In einer digitalisierten Welt kritisches Denken schulen
Zeitgemäße Bildung bedeutet nicht nur Arbeit mit digitalen Medien, aber sie meidet sie natürlich nicht. Es geht nicht darum, dass wir Kindern Tablets nur deshalb vor die Nase setzen, um den Unterricht modern aussehen zu lassen.
Es geht darum, dass in einer digitalisierten Welt Fähigkeiten wie Zusammenarbeiten, Kommunizieren, Kreativität und kritisches Denken geschult werden müssen. Und vieles davon ist mit Hilfe moderner Mittel leichter. Schülerinnen und Schüler können so zum Beispiel im Rahmen von Übungen und Projekten leichter Material produzieren, das anderen Schulen zugutekommt – sogar Schulen in anderen Ländern. Und in einer Zeit, in der ein großer Teil des Lebens nun mal online stattfindet, brauchen wir einen Ort, wo wir Kindern den mündigen und umsichtigen Umgang mit neuen Medien vermitteln.

**Die Daten:**
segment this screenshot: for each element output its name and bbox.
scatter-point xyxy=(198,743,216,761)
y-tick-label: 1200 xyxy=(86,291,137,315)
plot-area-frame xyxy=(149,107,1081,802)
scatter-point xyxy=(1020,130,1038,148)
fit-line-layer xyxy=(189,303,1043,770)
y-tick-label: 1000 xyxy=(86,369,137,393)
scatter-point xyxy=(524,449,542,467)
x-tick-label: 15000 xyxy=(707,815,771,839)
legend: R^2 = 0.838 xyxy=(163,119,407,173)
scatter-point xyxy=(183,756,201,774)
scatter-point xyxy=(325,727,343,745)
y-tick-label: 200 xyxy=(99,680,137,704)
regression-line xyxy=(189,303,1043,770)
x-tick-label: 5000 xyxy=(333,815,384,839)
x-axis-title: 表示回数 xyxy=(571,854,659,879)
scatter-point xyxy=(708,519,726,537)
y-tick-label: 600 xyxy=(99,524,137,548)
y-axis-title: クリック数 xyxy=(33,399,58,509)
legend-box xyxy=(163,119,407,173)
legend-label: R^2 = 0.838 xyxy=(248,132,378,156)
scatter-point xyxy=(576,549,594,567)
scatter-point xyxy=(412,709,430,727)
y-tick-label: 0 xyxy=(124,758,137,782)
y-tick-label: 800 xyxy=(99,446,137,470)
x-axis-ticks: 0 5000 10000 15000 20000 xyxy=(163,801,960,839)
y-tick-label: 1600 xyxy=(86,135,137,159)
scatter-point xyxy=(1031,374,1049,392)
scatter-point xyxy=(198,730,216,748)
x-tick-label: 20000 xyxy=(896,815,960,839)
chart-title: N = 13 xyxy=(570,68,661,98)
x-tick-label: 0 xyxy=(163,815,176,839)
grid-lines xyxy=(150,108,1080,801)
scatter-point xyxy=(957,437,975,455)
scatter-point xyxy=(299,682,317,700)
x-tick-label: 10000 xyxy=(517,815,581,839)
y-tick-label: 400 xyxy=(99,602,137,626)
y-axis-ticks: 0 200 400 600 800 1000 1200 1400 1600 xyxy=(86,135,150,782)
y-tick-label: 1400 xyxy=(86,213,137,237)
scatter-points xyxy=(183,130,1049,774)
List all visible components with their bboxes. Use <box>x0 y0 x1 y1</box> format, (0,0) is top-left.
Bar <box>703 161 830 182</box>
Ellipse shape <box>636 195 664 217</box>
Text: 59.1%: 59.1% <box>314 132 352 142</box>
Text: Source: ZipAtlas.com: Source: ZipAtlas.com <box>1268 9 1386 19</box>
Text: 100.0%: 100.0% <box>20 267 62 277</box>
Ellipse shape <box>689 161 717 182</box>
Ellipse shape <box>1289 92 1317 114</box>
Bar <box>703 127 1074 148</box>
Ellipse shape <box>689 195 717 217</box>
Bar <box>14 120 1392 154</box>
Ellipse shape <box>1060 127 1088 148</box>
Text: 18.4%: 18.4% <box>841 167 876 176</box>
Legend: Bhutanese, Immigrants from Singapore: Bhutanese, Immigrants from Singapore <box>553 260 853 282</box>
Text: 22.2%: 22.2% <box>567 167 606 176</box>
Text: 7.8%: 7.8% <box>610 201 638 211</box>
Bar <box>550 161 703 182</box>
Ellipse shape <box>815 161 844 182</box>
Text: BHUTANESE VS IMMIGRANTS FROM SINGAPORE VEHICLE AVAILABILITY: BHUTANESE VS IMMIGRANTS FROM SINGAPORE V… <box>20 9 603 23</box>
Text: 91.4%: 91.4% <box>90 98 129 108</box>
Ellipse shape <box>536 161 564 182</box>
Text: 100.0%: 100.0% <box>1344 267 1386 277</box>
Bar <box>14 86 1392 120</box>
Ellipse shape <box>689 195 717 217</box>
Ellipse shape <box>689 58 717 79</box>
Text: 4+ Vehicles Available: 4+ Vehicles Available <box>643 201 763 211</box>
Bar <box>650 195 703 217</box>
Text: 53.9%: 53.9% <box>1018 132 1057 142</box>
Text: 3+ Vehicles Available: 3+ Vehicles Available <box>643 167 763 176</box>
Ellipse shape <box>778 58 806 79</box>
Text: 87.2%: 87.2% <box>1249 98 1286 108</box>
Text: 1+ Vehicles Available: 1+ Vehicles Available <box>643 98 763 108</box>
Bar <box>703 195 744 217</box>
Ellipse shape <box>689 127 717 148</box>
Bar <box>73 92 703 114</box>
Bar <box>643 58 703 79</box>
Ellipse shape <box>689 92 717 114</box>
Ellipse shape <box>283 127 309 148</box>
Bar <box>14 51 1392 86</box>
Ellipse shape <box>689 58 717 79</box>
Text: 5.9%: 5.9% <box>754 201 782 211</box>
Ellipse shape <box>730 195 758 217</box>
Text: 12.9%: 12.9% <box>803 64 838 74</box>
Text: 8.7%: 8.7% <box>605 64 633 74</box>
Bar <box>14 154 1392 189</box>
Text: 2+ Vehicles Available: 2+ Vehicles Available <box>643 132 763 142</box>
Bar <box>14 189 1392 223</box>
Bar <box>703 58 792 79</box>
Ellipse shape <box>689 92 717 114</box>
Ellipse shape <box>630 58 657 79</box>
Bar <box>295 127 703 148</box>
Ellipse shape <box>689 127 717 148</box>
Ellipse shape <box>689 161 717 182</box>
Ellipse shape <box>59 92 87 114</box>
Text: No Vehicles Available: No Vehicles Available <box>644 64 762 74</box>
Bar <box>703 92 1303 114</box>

**Aufgabe A:**
Stimmen die folgenden Aussagen mit dem Seitentext überein? Antworte jeweils mit Ja oder Nein und zitiere die entscheidenden Worte.
(i) Zeitgemäße Bildung bedeutet ausschließlich Arbeit mit digitalen Medien.
(ii) Schülerinnen und Schüler können Material produzieren, das auch Schulen in anderen Ländern zugutekommt.
(iii) Tablets sollen eingesetzt werden, damit der Unterricht modern aussieht.
**Aufgabe B:**
Zitiere aus dem Seitentext alles von „In einer digitalisierten Welt kritisches“ bis hinunter zu „aussehen zu lassen.“.
**Aufgabe C:**
Übersetze diesen Satz aus dem Seitentext ins Englische: „Es geht darum, dass in einer digitalisierten Welt Fähigkeiten wie Zusammenarbeiten, Kommunizieren, Kreativität und kritisches Denken geschult werden müssen.“

**Antwort A:**
(i) Nein: „Zeitgemäße Bildung bedeutet nicht nur Arbeit mit digitalen Medien“
(ii) Ja: „das anderen Schulen zugutekommt – sogar Schulen in anderen Ländern“
(iii) Nein: „Es geht nicht darum, dass wir Kindern Tablets nur deshalb vor die Nase setzen, um den Unterricht modern aussehen zu lassen.“

**Antwort B:**
In einer digitalisierten Welt kritisches Denken schulen
Zeitgemäße Bildung bedeutet nicht nur Arbeit mit digitalen Medien, aber sie meidet sie natürlich nicht. Es geht nicht darum, dass wir Kindern Tablets nur deshalb vor die Nase setzen, um den Unterricht modern aussehen zu lassen.

**Antwort C:**
The point is that in a digitalized world, skills such as collaboration, communication, creativity and critical thinking must be trained.